# SELECTED PASSAGE start

You will generally receive your payment by the end of the month in which a
payment is scheduled. When you sell your shares under a systematic withdrawal
plan, it is a taxable transaction.
You may discontinue a systematic withdrawal plan, change the amount and
schedule of withdrawal payments, or suspend one payment by notifying us in
writing at least seven business days before the end of the month preceding a
scheduled payment. Please see "How Do I Buy, Sell and Exchange Shares? -
Systematic Withdrawal Plan" in the SAI for more information.
STATEMENTS AND REPORTS TO SHAREHOLDERS
We will send you the following statements and reports on a regular basis:
o Confirmation and account statements reflecting transactions in your
account, including additional purchases and dividend reinvestments. PLEASE
VERIFY THE ACCURACY OF YOUR STATEMENTS WHEN YOU RECEIVE THEM.
o Financial reports of the Fund will be sent every six months. To reduce
Fund expenses, we attempt to identify related shareholders within a
household and send only one copy of a report. Call Fund Information if you
would like an additional free copy of the Fund's financial reports.
INSTITUTIONAL ACCOUNTS
Additional methods of buying, selling or exchanging shares of the Fund may be
available to institutional accounts. Institutional investors may also be
required to complete an institutional account application. For more
information, call Institutional Services.

# SELECTED PASSAGE end

### TASK STATEMENT
Copy out the fund passage from "STATEMENTS AND REPORTS TO" up to and including "Fund's financial reports.", changing "every six months" to "twice a year". The records have nothing to do with the fund passage.

# DATA ROWS start

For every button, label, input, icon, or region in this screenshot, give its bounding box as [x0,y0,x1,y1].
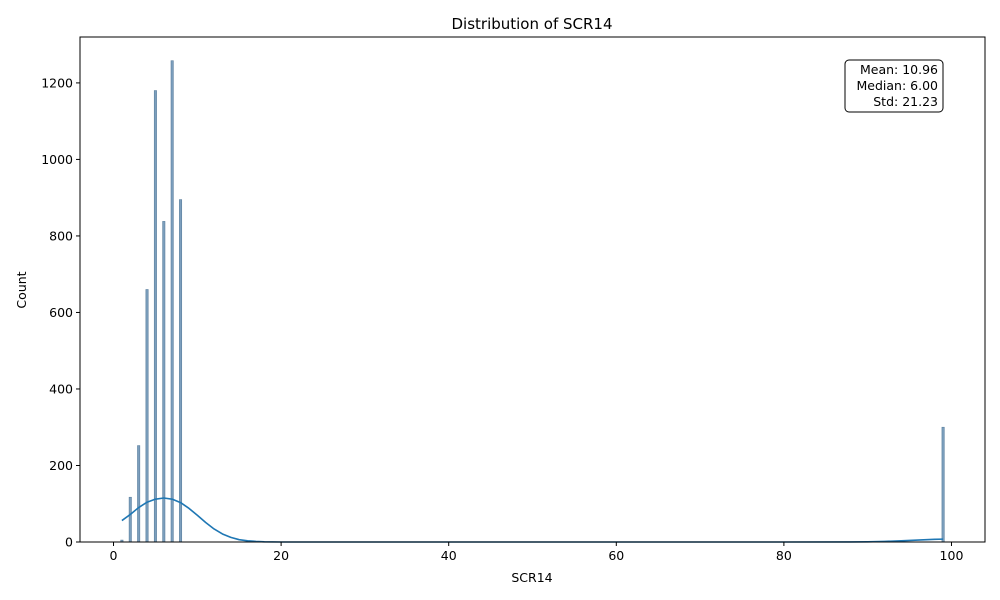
chart-title: Distribution of SCR14 [451,15,612,33]
stats-box-frame [844,59,944,113]
x-axis-label: SCR14 [511,570,552,585]
kde-layer [121,497,944,543]
y-tick-label: 800 [49,228,73,243]
histogram-bar [170,60,174,543]
histogram-bar [179,199,183,543]
kde-line [121,497,944,543]
y-tick-label: 1200 [41,75,73,90]
histogram-bar [128,496,132,543]
stats-median: Median: 6.00 [857,78,939,93]
histogram-bar [941,426,945,543]
stats-mean: Mean: 10.96 [860,62,938,77]
x-tick-label: 40 [441,548,457,563]
bars-layer [120,60,945,543]
x-tick-label: 80 [776,548,792,563]
x-axis-ticks: 0 20 40 60 80 100 [110,542,964,563]
histogram-bar [162,221,166,543]
y-axis-ticks: 0 200 400 600 800 1000 1200 [41,75,80,550]
x-tick-label: 20 [273,548,289,563]
histogram-bar [137,445,141,543]
histogram-bar [153,90,157,543]
y-axis-label: Count [14,271,29,308]
y-tick-label: 400 [49,381,73,396]
y-tick-label: 1000 [41,152,73,167]
histogram-bar [145,289,149,543]
stats-box: Mean: 10.96 Median: 6.00 Std: 21.23 [844,59,944,113]
x-tick-label: 100 [940,548,964,563]
x-tick-label: 60 [608,548,624,563]
x-tick-label: 0 [110,548,118,563]
y-tick-label: 0 [65,535,73,550]
y-tick-label: 200 [49,458,73,473]
y-tick-label: 600 [49,305,73,320]
stats-std: Std: 21.23 [873,94,938,109]
plot-frame [79,36,986,543]
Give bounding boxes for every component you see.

# DATA ROWS end

### THE RESULT
STATEMENTS AND REPORTS TO SHAREHOLDERS
We will send you the following statements and reports on a regular basis:
o Confirmation and account statements reflecting transactions in your
account, including additional purchases and dividend reinvestments. PLEASE
VERIFY THE ACCURACY OF YOUR STATEMENTS WHEN YOU RECEIVE THEM.
o Financial reports of the Fund will be sent twice a year. To reduce
Fund expenses, we attempt to identify related shareholders within a
household and send only one copy of a report. Call Fund Information if you
would like an additional free copy of the Fund's financial reports.